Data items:
----------
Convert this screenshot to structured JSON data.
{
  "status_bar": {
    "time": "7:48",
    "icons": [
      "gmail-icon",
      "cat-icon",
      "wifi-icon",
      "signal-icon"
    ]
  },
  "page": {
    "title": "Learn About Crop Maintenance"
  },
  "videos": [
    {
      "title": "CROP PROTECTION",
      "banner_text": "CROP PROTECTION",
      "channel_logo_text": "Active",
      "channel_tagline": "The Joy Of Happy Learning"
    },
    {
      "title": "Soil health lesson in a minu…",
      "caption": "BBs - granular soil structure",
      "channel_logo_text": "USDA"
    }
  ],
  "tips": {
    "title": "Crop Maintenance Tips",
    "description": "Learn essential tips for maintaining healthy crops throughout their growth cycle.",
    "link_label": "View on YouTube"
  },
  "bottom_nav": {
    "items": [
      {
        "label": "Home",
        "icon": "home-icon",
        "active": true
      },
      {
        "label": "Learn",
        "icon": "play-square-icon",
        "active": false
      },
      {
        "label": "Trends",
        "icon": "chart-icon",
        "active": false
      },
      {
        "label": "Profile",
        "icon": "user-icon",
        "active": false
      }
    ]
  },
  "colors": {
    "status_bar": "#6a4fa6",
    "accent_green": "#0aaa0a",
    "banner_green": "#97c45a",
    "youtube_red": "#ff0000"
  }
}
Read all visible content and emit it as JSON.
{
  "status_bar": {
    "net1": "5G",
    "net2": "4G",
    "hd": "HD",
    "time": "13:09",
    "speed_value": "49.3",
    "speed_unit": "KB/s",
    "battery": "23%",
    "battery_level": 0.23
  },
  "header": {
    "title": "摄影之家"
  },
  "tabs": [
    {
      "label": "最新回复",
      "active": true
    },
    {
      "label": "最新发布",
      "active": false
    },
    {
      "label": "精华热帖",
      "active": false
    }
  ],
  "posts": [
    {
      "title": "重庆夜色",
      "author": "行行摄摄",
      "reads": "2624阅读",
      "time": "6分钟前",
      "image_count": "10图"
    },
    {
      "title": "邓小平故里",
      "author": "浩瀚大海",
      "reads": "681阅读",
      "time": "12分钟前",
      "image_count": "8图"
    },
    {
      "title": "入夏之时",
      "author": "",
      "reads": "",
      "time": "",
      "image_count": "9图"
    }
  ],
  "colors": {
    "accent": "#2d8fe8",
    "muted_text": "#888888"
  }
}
----------
_Set task_. Write out the full set of records exactly as given.

_Solution_.
Convert this screenshot to structured JSON data.
{
  "status_bar": {
    "time": "7:48",
    "icons": [
      "gmail-icon",
      "cat-icon",
      "wifi-icon",
      "signal-icon"
    ]
  },
  "page": {
    "title": "Learn About Crop Maintenance"
  },
  "videos": [
    {
      "title": "CROP PROTECTION",
      "banner_text": "CROP PROTECTION",
      "channel_logo_text": "Active",
      "channel_tagline": "The Joy Of Happy Learning"
    },
    {
      "title": "Soil health lesson in a minu…",
      "caption": "BBs - granular soil structure",
      "channel_logo_text": "USDA"
    }
  ],
  "tips": {
    "title": "Crop Maintenance Tips",
    "description": "Learn essential tips for maintaining healthy crops throughout their growth cycle.",
    "link_label": "View on YouTube"
  },
  "bottom_nav": {
    "items": [
      {
        "label": "Home",
        "icon": "home-icon",
        "active": true
      },
      {
        "label": "Learn",
        "icon": "play-square-icon",
        "active": false
      },
      {
        "label": "Trends",
        "icon": "chart-icon",
        "active": false
      },
      {
        "label": "Profile",
        "icon": "user-icon",
        "active": false
      }
    ]
  },
  "colors": {
    "status_bar": "#6a4fa6",
    "accent_green": "#0aaa0a",
    "banner_green": "#97c45a",
    "youtube_red": "#ff0000"
  }
}
Read all visible content and emit it as JSON.
{
  "status_bar": {
    "net1": "5G",
    "net2": "4G",
    "hd": "HD",
    "time": "13:09",
    "speed_value": "49.3",
    "speed_unit": "KB/s",
    "battery": "23%",
    "battery_level": 0.23
  },
  "header": {
    "title": "摄影之家"
  },
  "tabs": [
    {
      "label": "最新回复",
      "active": true
    },
    {
      "label": "最新发布",
      "active": false
    },
    {
      "label": "精华热帖",
      "active": false
    }
  ],
  "posts": [
    {
      "title": "重庆夜色",
      "author": "行行摄摄",
      "reads": "2624阅读",
      "time": "6分钟前",
      "image_count": "10图"
    },
    {
      "title": "邓小平故里",
      "author": "浩瀚大海",
      "reads": "681阅读",
      "time": "12分钟前",
      "image_count": "8图"
    },
    {
      "title": "入夏之时",
      "author": "",
      "reads": "",
      "time": "",
      "image_count": "9图"
    }
  ],
  "colors": {
    "accent": "#2d8fe8",
    "muted_text": "#888888"
  }
}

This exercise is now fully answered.